Prompt:
Using the listing below, please gather every line containing the word "kung".

::::::

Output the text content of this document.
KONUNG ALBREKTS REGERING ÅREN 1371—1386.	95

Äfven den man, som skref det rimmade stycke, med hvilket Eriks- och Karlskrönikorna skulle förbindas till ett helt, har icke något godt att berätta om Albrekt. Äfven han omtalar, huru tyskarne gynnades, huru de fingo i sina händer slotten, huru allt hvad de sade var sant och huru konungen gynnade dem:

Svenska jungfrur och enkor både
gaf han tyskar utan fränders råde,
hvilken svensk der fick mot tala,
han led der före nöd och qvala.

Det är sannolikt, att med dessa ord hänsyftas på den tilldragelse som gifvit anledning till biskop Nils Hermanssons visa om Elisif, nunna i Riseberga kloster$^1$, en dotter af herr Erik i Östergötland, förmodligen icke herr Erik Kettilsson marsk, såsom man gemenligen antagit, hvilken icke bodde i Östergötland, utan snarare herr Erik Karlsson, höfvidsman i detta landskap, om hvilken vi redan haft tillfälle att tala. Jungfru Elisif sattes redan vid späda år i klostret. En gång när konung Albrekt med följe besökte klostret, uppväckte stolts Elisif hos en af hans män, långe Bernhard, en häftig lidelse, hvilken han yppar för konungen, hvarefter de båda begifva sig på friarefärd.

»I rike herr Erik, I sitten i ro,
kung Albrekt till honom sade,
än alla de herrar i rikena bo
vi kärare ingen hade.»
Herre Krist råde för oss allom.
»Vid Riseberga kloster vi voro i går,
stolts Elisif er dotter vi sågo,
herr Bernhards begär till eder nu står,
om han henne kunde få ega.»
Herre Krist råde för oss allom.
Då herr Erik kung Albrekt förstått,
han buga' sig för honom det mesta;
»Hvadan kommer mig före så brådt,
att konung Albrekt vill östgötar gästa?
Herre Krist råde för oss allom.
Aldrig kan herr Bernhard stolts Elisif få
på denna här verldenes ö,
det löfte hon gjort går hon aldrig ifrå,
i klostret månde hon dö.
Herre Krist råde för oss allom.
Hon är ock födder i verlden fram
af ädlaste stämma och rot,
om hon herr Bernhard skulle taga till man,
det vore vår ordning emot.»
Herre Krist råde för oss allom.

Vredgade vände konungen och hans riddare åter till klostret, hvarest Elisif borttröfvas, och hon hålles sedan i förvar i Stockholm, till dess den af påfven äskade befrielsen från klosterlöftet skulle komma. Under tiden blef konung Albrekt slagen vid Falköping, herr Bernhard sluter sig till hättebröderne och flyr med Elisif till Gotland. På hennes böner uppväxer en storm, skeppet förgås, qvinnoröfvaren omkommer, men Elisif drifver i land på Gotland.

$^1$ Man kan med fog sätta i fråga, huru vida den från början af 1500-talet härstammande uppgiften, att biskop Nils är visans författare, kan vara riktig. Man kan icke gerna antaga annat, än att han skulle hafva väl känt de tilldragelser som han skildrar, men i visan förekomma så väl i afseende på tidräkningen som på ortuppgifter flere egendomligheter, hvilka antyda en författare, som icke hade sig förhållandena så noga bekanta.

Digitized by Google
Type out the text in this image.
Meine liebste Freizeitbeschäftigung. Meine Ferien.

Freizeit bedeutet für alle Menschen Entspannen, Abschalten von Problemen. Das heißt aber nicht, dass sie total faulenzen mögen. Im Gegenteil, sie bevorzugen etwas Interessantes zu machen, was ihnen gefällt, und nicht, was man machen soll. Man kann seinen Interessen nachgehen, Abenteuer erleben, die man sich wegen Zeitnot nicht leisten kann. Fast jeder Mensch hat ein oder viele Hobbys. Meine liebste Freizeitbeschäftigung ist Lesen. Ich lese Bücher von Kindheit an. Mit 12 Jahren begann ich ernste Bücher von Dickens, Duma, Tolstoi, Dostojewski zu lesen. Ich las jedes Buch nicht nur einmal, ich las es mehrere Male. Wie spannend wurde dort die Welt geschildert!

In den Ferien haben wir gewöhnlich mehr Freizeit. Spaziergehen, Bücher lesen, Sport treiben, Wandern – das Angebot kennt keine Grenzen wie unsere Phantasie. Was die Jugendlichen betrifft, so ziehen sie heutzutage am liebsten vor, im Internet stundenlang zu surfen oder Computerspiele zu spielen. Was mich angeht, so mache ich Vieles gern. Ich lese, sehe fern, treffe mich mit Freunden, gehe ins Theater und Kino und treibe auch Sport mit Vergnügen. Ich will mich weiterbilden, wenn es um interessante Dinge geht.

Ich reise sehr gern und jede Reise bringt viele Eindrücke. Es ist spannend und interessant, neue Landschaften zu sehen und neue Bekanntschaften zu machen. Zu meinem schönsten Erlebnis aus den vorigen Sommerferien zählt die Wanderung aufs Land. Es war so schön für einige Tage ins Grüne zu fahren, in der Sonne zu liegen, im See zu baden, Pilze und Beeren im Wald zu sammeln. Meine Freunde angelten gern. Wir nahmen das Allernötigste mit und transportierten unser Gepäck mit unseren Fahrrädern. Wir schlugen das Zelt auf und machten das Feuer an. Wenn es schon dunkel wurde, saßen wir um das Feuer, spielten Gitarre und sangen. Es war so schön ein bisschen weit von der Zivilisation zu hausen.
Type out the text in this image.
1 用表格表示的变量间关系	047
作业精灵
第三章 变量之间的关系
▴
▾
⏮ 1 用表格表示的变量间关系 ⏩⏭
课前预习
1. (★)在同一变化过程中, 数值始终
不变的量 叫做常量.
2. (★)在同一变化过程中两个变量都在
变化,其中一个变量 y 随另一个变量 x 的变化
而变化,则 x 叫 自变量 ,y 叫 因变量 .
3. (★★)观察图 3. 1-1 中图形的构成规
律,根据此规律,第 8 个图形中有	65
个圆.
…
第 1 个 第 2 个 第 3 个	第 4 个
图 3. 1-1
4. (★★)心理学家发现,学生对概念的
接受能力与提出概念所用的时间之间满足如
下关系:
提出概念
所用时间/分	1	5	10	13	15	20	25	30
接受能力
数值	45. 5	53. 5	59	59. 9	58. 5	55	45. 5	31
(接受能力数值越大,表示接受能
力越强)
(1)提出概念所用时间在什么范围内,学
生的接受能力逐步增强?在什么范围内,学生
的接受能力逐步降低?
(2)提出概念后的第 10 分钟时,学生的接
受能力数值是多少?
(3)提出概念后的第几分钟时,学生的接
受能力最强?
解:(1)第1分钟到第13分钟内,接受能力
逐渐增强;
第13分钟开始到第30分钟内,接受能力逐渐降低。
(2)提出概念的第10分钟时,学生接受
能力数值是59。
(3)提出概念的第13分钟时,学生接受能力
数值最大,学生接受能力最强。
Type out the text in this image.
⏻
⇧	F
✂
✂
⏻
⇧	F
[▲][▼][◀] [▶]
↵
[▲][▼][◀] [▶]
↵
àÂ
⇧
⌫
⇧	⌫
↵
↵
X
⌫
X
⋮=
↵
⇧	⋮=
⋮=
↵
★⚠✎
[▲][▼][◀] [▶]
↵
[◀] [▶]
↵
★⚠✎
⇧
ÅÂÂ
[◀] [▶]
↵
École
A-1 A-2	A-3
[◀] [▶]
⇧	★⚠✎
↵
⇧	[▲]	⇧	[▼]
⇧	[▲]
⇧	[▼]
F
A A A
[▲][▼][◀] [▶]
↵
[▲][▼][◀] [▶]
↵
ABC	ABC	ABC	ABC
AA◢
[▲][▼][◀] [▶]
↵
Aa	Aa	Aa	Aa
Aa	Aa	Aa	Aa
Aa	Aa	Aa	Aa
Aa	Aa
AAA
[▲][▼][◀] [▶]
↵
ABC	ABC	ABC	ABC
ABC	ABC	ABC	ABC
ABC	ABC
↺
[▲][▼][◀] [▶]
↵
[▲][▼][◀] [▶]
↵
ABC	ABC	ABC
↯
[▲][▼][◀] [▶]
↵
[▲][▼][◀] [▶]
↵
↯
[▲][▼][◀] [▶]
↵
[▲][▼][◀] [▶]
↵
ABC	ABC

::::::

The reply:
kung Albrekt till honom sade,
Då herr Erik kung Albrekt förstått,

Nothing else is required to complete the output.